- [Set problem]: Would you pull out every line of the material that contains the string "gelagert"?

- [Items]:
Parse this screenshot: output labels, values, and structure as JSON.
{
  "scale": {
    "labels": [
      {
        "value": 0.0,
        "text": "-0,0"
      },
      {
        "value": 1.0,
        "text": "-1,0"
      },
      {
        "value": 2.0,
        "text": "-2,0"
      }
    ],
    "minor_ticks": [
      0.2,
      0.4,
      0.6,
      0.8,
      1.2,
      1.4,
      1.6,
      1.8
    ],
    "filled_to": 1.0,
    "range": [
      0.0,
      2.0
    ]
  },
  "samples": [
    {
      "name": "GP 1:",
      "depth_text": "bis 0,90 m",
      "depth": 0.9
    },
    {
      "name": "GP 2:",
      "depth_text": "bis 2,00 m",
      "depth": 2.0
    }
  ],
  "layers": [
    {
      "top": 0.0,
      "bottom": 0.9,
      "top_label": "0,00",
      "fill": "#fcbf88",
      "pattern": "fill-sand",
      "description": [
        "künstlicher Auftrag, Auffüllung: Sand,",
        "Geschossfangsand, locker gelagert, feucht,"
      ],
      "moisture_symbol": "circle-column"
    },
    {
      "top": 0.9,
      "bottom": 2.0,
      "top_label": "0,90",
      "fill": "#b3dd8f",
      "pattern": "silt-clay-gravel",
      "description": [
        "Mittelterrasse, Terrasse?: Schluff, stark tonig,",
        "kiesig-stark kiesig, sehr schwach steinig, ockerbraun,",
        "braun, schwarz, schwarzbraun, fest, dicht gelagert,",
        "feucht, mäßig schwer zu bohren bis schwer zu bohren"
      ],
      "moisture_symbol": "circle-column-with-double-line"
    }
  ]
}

- [Answer for this exercise]:
        "Geschossfangsand, locker gelagert, feucht,"
        "braun, schwarz, schwarzbraun, fest, dicht gelagert,",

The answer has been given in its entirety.